## Begin Dataset content

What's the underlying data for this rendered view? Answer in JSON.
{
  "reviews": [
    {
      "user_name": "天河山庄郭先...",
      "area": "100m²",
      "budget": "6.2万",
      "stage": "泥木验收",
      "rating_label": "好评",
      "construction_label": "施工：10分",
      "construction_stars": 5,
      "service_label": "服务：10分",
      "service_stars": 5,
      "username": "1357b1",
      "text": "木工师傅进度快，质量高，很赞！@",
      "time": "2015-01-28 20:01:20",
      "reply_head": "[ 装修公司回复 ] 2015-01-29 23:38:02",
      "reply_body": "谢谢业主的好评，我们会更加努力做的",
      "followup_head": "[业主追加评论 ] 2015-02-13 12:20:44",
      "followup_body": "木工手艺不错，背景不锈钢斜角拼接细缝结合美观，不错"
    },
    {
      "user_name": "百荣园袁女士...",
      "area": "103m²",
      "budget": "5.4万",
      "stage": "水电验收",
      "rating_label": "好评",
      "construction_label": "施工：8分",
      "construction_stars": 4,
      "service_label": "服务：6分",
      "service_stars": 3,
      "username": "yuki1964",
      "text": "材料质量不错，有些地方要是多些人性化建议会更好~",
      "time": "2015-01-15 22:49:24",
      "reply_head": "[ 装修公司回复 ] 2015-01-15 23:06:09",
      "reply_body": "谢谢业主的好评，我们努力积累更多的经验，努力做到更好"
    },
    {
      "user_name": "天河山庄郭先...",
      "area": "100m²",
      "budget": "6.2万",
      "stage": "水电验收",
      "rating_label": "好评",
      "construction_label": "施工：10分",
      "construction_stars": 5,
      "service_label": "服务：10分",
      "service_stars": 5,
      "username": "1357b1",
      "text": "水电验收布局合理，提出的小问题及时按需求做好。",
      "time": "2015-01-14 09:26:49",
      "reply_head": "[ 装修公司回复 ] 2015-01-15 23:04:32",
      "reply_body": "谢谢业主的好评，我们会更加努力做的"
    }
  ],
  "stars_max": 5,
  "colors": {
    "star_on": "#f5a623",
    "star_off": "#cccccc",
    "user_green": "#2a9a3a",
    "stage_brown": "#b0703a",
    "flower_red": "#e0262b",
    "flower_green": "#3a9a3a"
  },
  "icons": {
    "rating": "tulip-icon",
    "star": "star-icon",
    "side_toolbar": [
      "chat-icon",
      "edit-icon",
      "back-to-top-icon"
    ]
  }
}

## End Dataset content

§ **Task goal**
Go through the records and print each one exactly.

§ **Task answer**
What's the underlying data for this rendered view? Answer in JSON.
{
  "reviews": [
    {
      "user_name": "天河山庄郭先...",
      "area": "100m²",
      "budget": "6.2万",
      "stage": "泥木验收",
      "rating_label": "好评",
      "construction_label": "施工：10分",
      "construction_stars": 5,
      "service_label": "服务：10分",
      "service_stars": 5,
      "username": "1357b1",
      "text": "木工师傅进度快，质量高，很赞！@",
      "time": "2015-01-28 20:01:20",
      "reply_head": "[ 装修公司回复 ] 2015-01-29 23:38:02",
      "reply_body": "谢谢业主的好评，我们会更加努力做的",
      "followup_head": "[业主追加评论 ] 2015-02-13 12:20:44",
      "followup_body": "木工手艺不错，背景不锈钢斜角拼接细缝结合美观，不错"
    },
    {
      "user_name": "百荣园袁女士...",
      "area": "103m²",
      "budget": "5.4万",
      "stage": "水电验收",
      "rating_label": "好评",
      "construction_label": "施工：8分",
      "construction_stars": 4,
      "service_label": "服务：6分",
      "service_stars": 3,
      "username": "yuki1964",
      "text": "材料质量不错，有些地方要是多些人性化建议会更好~",
      "time": "2015-01-15 22:49:24",
      "reply_head": "[ 装修公司回复 ] 2015-01-15 23:06:09",
      "reply_body": "谢谢业主的好评，我们努力积累更多的经验，努力做到更好"
    },
    {
      "user_name": "天河山庄郭先...",
      "area": "100m²",
      "budget": "6.2万",
      "stage": "水电验收",
      "rating_label": "好评",
      "construction_label": "施工：10分",
      "construction_stars": 5,
      "service_label": "服务：10分",
      "service_stars": 5,
      "username": "1357b1",
      "text": "水电验收布局合理，提出的小问题及时按需求做好。",
      "time": "2015-01-14 09:26:49",
      "reply_head": "[ 装修公司回复 ] 2015-01-15 23:04:32",
      "reply_body": "谢谢业主的好评，我们会更加努力做的"
    }
  ],
  "stars_max": 5,
  "colors": {
    "star_on": "#f5a623",
    "star_off": "#cccccc",
    "user_green": "#2a9a3a",
    "stage_brown": "#b0703a",
    "flower_red": "#e0262b",
    "flower_green": "#3a9a3a"
  },
  "icons": {
    "rating": "tulip-icon",
    "star": "star-icon",
    "side_toolbar": [
      "chat-icon",
      "edit-icon",
      "back-to-top-icon"
    ]
  }
}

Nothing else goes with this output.